Requirements: From the line that contains "What data populates" through the closing line of the entries, write out each line exactly; pictures stay out.

Dataset items:
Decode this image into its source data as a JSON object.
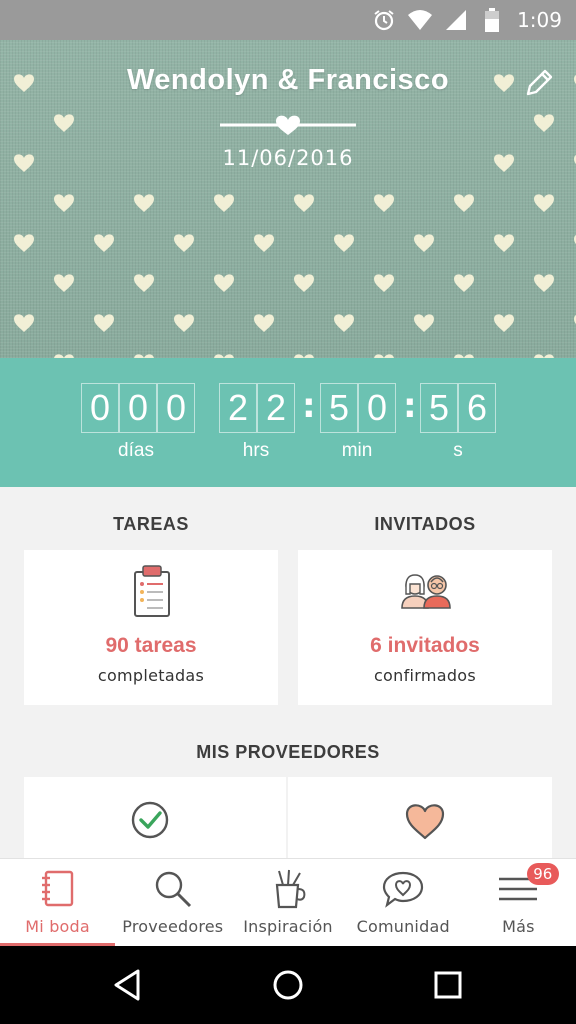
{
  "status_bar": {
    "time": "1:09",
    "icons": [
      "alarm-icon",
      "wifi-icon",
      "signal-icon",
      "battery-icon"
    ]
  },
  "header": {
    "couple_names": "Wendolyn & Francisco",
    "wedding_date": "11/06/2016",
    "edit_icon": "pencil-icon"
  },
  "countdown": {
    "days": [
      "0",
      "0",
      "0"
    ],
    "hours": [
      "2",
      "2"
    ],
    "minutes": [
      "5",
      "0"
    ],
    "seconds": [
      "5",
      "6"
    ],
    "labels": {
      "days": "días",
      "hours": "hrs",
      "minutes": "min",
      "seconds": "s"
    }
  },
  "tasks": {
    "title": "TAREAS",
    "value": "90 tareas",
    "subtitle": "completadas",
    "icon": "clipboard-icon"
  },
  "guests": {
    "title": "INVITADOS",
    "value": "6 invitados",
    "subtitle": "confirmados",
    "icon": "couple-avatars-icon"
  },
  "providers": {
    "title": "MIS PROVEEDORES",
    "icons": [
      "checkmark-circle-icon",
      "heart-icon"
    ]
  },
  "bottom_nav": {
    "items": [
      {
        "label": "Mi boda",
        "icon": "notebook-icon",
        "active": true
      },
      {
        "label": "Proveedores",
        "icon": "search-icon",
        "active": false
      },
      {
        "label": "Inspiración",
        "icon": "pencil-cup-icon",
        "active": false
      },
      {
        "label": "Comunidad",
        "icon": "heart-chat-icon",
        "active": false
      },
      {
        "label": "Más",
        "icon": "menu-icon",
        "active": false,
        "badge": "96"
      }
    ]
  },
  "android_nav": {
    "icons": [
      "back-icon",
      "home-icon",
      "recents-icon"
    ]
  },
  "colors": {
    "accent": "#e06c6c",
    "countdown_bg": "#6cc2b2",
    "header_bg": "#8fb0a2",
    "heart_cream": "#f1efd6",
    "provider_heart": "#f5b89a",
    "check_green": "#3aa55c"
  }
}
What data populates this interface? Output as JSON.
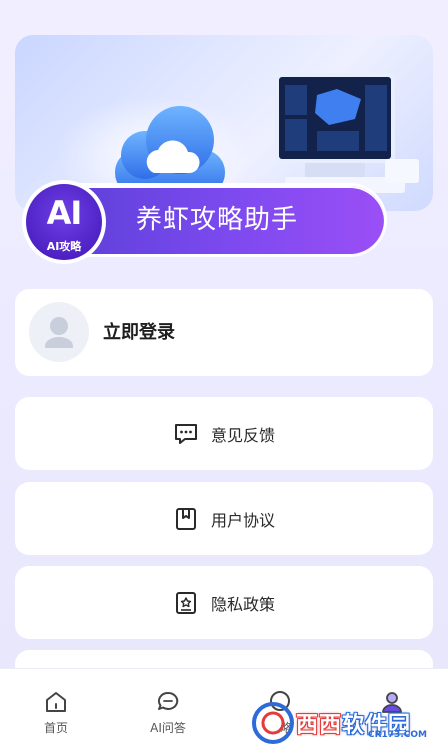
{
  "banner": {
    "title": "养虾攻略助手",
    "badge_text": "AI",
    "badge_sub": "AI攻略"
  },
  "login": {
    "label": "立即登录"
  },
  "menu": [
    {
      "label": "意见反馈",
      "icon": "feedback-icon"
    },
    {
      "label": "用户协议",
      "icon": "bookmark-icon"
    },
    {
      "label": "隐私政策",
      "icon": "privacy-icon"
    }
  ],
  "nav": [
    {
      "label": "首页",
      "icon": "home-icon"
    },
    {
      "label": "AI问答",
      "icon": "chat-icon"
    },
    {
      "label": "攻略",
      "icon": "guide-icon"
    },
    {
      "label": "",
      "icon": "profile-icon"
    }
  ],
  "watermark": {
    "text_a": "西西",
    "text_b": "软件园",
    "sub": "CR173.COM"
  },
  "colors": {
    "accent": "#6a4be3",
    "pill_start": "#5a3fd6",
    "pill_end": "#9a4ff5",
    "background": "#eceaff"
  }
}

Solution to this problem:
What data populates this interface? Output as JSON.
{
  "banner": {
    "title": "养虾攻略助手",
    "badge_text": "AI",
    "badge_sub": "AI攻略"
  },
  "login": {
    "label": "立即登录"
  },
  "menu": [
    {
      "label": "意见反馈",
      "icon": "feedback-icon"
    },
    {
      "label": "用户协议",
      "icon": "bookmark-icon"
    },
    {
      "label": "隐私政策",
      "icon": "privacy-icon"
    }
  ],
  "nav": [
    {
      "label": "首页",
      "icon": "home-icon"
    },
    {
      "label": "AI问答",
      "icon": "chat-icon"
    },
    {
      "label": "攻略",
      "icon": "guide-icon"
    },
    {
      "label": "",
      "icon": "profile-icon"
    }
  ],
  "watermark": {
    "text_a": "西西",
    "text_b": "软件园",
    "sub": "CR173.COM"
  },
  "colors": {
    "accent": "#6a4be3",
    "pill_start": "#5a3fd6",
    "pill_end": "#9a4ff5",
    "background": "#eceaff"
  }
}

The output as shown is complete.